RECORDS SHOWN
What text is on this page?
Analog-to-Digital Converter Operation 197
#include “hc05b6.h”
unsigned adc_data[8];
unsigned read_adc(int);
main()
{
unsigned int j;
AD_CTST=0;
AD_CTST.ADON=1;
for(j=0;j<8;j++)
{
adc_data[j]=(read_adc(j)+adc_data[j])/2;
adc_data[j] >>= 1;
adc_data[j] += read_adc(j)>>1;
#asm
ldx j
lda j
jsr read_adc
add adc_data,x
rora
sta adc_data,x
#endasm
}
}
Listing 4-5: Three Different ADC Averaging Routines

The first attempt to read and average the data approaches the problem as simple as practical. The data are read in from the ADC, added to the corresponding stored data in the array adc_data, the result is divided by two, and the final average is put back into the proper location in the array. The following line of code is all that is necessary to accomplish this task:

OBJECTIVE
Can you restate every record above word for word?

FINISHED TASK
What text is on this page?
Analog-to-Digital Converter Operation 197
#include “hc05b6.h”
unsigned adc_data[8];
unsigned read_adc(int);
main()
{
unsigned int j;
AD_CTST=0;
AD_CTST.ADON=1;
for(j=0;j<8;j++)
{
adc_data[j]=(read_adc(j)+adc_data[j])/2;
adc_data[j] >>= 1;
adc_data[j] += read_adc(j)>>1;
#asm
ldx j
lda j
jsr read_adc
add adc_data,x
rora
sta adc_data,x
#endasm
}
}
Listing 4-5: Three Different ADC Averaging Routines

The first attempt to read and average the data approaches the problem as simple as practical. The data are read in from the ADC, added to the corresponding stored data in the array adc_data, the result is divided by two, and the final average is put back into the proper location in the array. The following line of code is all that is necessary to accomplish this task:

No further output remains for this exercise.